PROBLEM STATEMENT: Copy, from the entries below, each line in which the string "marker" appears.
==*==
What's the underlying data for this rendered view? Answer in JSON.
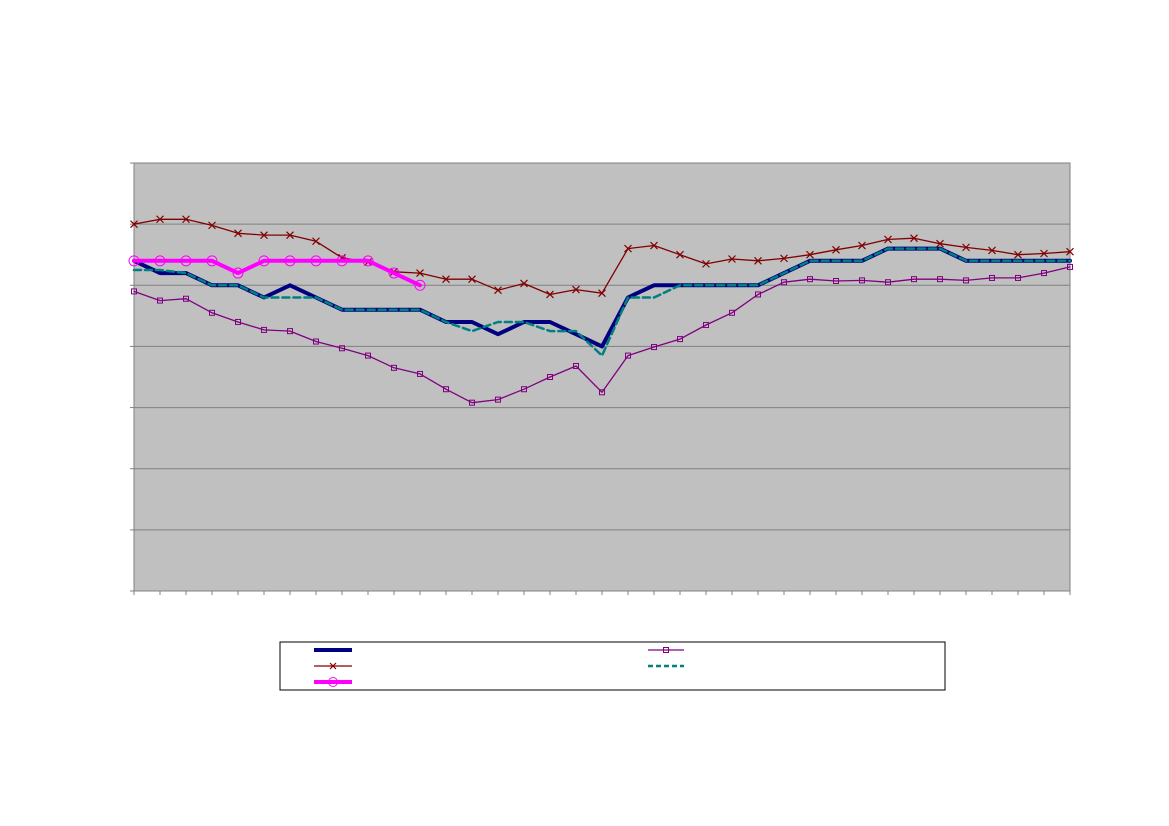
{
  "chart_data": {
    "type": "line",
    "title": "",
    "xlabel": "",
    "ylabel": "",
    "plot_background": "#c0c0c0",
    "grid": true,
    "legend_position": "bottom",
    "x_count": 37,
    "ylim": [
      0,
      7
    ],
    "y_grid_step": 1,
    "series": [
      {
        "key": "s1",
        "name": "",
        "color": "#000080",
        "dash": "solid",
        "marker": "none",
        "width": 4,
        "values": [
          5.4,
          5.2,
          5.2,
          5.0,
          5.0,
          4.8,
          5.0,
          4.8,
          4.6,
          4.6,
          4.6,
          4.6,
          4.4,
          4.4,
          4.2,
          4.4,
          4.4,
          4.2,
          4.0,
          4.8,
          5.0,
          5.0,
          5.0,
          5.0,
          5.0,
          5.2,
          5.4,
          5.4,
          5.4,
          5.6,
          5.6,
          5.6,
          5.4,
          5.4,
          5.4,
          5.4,
          5.4
        ]
      },
      {
        "key": "s2",
        "name": "",
        "color": "#800080",
        "dash": "solid",
        "marker": "square",
        "width": 1.3,
        "values": [
          4.9,
          4.75,
          4.78,
          4.55,
          4.4,
          4.27,
          4.25,
          4.08,
          3.97,
          3.85,
          3.65,
          3.55,
          3.3,
          3.08,
          3.13,
          3.3,
          3.5,
          3.68,
          3.25,
          3.85,
          3.99,
          4.12,
          4.35,
          4.55,
          4.85,
          5.05,
          5.1,
          5.07,
          5.08,
          5.05,
          5.1,
          5.1,
          5.08,
          5.12,
          5.12,
          5.2,
          5.3
        ]
      },
      {
        "key": "s3",
        "name": "",
        "color": "#800000",
        "dash": "solid",
        "marker": "x",
        "width": 1.3,
        "values": [
          6.0,
          6.08,
          6.08,
          5.98,
          5.85,
          5.82,
          5.82,
          5.72,
          5.45,
          5.38,
          5.22,
          5.2,
          5.1,
          5.1,
          4.92,
          5.03,
          4.85,
          4.93,
          4.87,
          5.6,
          5.65,
          5.5,
          5.35,
          5.43,
          5.4,
          5.44,
          5.5,
          5.58,
          5.65,
          5.75,
          5.77,
          5.68,
          5.62,
          5.57,
          5.5,
          5.52,
          5.55
        ]
      },
      {
        "key": "s4",
        "name": "",
        "color": "#008080",
        "dash": "dashed",
        "marker": "none",
        "width": 2.5,
        "values": [
          5.25,
          5.25,
          5.2,
          5.0,
          5.0,
          4.8,
          4.8,
          4.8,
          4.6,
          4.6,
          4.6,
          4.6,
          4.4,
          4.25,
          4.4,
          4.4,
          4.25,
          4.25,
          3.85,
          4.8,
          4.8,
          5.0,
          5.0,
          5.0,
          5.0,
          5.2,
          5.4,
          5.4,
          5.4,
          5.6,
          5.6,
          5.6,
          5.4,
          5.4,
          5.4,
          5.4,
          5.4
        ]
      },
      {
        "key": "s5",
        "name": "",
        "color": "#ff00ff",
        "dash": "solid",
        "marker": "circle",
        "width": 4,
        "values": [
          5.4,
          5.4,
          5.4,
          5.4,
          5.2,
          5.4,
          5.4,
          5.4,
          5.4,
          5.4,
          5.2,
          5.0
        ]
      }
    ]
  }
}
==*==
IN RESPONSE:
        "marker": "none",
        "marker": "square",
        "marker": "x",
        "marker": "none",
        "marker": "circle",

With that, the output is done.